Exercise goal. Reproduce verbatim the lines in the items below from the line with "bar-operating-margin <box>314 217" to the line with "right-tick-label: 5% <box>514", including both end lines.

Provided records.

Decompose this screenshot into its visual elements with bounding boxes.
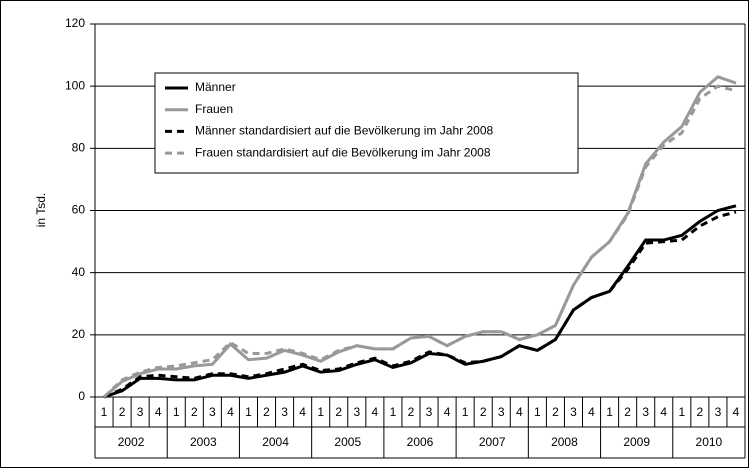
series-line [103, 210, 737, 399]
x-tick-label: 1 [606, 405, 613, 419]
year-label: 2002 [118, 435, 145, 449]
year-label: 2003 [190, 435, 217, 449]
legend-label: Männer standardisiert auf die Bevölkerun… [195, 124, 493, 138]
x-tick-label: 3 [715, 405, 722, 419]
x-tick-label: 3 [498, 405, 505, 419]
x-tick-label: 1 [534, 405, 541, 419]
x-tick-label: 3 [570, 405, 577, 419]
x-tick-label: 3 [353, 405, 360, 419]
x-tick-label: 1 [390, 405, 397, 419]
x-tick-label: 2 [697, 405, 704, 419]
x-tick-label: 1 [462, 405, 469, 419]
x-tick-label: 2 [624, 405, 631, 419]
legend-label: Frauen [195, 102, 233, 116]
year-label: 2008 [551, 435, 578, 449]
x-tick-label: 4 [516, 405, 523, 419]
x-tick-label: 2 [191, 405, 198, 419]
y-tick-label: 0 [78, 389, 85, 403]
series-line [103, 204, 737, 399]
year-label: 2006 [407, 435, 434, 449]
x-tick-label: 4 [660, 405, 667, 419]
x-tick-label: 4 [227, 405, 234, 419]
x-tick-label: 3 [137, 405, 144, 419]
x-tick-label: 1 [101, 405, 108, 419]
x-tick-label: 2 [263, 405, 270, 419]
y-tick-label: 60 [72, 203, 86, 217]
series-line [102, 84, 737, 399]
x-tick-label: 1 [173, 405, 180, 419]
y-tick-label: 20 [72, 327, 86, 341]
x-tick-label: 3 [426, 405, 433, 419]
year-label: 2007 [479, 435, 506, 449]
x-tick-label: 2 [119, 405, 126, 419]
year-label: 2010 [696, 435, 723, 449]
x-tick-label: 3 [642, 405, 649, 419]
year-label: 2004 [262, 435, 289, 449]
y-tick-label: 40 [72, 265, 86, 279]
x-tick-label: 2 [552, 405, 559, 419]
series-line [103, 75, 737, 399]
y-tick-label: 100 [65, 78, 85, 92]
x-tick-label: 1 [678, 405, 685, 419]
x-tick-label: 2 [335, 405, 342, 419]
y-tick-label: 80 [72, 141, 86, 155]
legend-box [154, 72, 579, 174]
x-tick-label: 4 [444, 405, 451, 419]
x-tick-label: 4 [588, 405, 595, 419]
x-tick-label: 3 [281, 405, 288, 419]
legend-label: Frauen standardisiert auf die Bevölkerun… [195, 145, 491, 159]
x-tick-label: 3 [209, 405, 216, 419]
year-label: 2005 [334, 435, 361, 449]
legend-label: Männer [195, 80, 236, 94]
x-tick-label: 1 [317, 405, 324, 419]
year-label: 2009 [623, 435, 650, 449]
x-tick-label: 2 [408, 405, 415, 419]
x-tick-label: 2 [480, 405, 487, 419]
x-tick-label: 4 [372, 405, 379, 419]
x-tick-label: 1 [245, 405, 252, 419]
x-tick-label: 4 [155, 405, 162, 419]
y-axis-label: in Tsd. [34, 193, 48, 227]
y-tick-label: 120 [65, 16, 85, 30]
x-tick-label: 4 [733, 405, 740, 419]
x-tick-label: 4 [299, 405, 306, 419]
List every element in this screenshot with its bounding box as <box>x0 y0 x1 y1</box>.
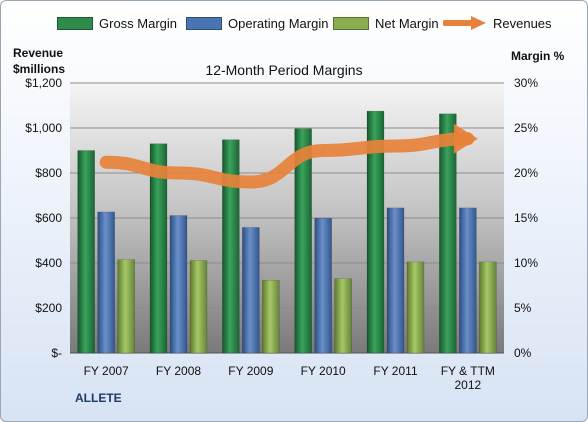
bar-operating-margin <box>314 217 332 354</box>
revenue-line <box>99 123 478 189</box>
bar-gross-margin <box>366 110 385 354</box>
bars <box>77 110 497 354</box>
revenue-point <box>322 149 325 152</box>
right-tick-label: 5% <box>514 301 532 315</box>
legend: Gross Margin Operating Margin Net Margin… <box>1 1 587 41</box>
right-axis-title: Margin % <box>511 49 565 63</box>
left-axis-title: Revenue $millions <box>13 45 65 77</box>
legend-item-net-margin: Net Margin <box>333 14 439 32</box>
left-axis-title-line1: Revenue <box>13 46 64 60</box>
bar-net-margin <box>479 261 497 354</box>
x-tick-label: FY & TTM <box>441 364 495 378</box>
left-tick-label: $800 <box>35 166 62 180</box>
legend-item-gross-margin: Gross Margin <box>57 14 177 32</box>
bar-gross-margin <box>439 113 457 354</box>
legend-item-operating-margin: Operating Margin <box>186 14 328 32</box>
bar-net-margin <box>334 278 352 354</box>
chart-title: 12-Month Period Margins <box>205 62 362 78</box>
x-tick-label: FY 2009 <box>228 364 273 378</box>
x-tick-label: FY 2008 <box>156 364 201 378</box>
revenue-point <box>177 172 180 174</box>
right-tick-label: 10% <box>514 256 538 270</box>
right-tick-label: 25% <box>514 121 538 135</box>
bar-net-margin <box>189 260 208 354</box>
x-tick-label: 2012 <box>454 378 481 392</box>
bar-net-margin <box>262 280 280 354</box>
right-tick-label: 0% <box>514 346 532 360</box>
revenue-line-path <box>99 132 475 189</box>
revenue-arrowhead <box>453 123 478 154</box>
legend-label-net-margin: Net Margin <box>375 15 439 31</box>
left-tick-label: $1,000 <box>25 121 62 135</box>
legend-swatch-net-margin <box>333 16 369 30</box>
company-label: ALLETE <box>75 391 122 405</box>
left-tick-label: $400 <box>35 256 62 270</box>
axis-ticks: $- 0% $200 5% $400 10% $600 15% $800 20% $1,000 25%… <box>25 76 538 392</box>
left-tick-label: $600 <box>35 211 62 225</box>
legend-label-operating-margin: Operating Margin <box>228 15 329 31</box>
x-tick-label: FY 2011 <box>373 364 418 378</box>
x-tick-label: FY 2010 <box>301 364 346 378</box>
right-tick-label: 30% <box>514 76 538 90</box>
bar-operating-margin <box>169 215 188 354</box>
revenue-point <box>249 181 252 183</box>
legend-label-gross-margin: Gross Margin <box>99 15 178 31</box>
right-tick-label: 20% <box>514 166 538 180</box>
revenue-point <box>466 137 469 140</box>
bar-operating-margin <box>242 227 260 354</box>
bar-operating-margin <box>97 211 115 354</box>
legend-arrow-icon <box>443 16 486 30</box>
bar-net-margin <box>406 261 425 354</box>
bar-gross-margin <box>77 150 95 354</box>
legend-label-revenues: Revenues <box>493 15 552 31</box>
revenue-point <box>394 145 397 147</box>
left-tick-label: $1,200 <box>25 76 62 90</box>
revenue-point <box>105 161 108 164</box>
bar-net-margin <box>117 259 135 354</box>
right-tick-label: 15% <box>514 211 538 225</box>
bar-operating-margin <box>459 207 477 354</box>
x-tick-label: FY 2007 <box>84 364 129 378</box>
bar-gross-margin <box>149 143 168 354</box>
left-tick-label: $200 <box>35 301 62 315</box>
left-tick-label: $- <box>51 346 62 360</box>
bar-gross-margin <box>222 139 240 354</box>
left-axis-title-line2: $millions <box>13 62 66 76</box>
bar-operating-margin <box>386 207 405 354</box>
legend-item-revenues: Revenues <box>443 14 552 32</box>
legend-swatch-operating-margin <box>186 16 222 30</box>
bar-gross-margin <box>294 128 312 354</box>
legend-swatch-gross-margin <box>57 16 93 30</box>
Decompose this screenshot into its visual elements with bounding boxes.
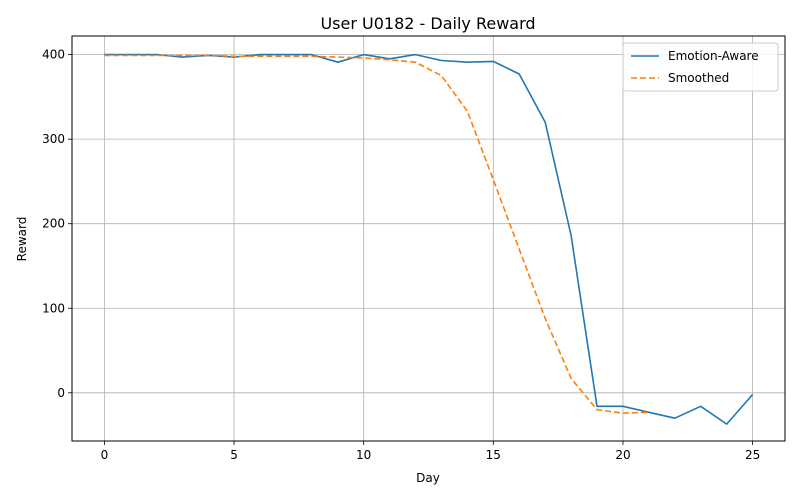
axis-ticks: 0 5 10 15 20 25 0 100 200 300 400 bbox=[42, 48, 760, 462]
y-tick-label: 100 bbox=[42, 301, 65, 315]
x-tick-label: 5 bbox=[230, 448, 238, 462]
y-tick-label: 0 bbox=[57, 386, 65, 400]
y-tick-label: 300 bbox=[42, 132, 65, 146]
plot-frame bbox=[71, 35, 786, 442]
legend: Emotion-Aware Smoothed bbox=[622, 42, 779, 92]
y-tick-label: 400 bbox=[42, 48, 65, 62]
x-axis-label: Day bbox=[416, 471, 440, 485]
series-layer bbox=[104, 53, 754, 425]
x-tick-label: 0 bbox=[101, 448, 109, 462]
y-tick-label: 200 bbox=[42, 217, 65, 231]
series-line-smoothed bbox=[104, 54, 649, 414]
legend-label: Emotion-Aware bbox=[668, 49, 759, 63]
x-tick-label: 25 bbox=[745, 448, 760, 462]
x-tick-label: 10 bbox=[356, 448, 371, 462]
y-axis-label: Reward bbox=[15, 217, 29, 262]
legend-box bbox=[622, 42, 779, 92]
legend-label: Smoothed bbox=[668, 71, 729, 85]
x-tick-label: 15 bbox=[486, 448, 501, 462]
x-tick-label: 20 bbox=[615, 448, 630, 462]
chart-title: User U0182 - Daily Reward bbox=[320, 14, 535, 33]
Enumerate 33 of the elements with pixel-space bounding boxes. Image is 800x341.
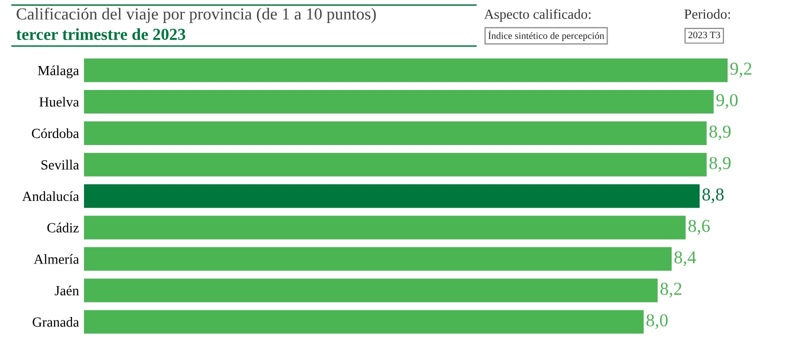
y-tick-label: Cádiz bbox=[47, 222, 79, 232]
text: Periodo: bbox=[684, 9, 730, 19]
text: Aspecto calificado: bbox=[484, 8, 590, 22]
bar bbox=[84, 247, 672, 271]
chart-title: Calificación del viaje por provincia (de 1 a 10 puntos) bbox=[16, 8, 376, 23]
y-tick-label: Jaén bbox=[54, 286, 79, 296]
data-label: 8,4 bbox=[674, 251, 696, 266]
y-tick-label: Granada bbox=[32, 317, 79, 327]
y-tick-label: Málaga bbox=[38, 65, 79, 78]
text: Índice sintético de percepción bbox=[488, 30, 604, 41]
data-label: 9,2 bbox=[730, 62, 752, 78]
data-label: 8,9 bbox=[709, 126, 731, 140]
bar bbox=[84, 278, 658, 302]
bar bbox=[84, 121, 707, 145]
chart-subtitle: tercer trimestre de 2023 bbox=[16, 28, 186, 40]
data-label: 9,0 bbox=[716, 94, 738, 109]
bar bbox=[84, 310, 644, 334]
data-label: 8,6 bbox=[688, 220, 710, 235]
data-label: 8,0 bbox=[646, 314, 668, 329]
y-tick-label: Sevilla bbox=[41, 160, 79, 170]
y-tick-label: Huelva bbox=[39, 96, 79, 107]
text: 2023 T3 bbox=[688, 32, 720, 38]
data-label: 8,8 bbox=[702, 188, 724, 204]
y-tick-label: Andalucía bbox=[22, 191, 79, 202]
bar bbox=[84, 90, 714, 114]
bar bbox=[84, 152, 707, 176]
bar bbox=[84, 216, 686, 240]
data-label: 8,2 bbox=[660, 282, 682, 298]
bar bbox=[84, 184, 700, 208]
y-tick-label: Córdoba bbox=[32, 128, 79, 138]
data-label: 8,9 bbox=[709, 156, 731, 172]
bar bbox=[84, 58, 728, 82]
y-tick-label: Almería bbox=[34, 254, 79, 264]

Problem solution.
bar-operating-margin <box>314 217 332 354</box>
revenue-line <box>99 123 478 189</box>
bar-gross-margin <box>366 110 385 354</box>
bars <box>77 110 497 354</box>
revenue-point <box>322 149 325 152</box>
right-tick-label: 5% <box>514 301 532 315</box>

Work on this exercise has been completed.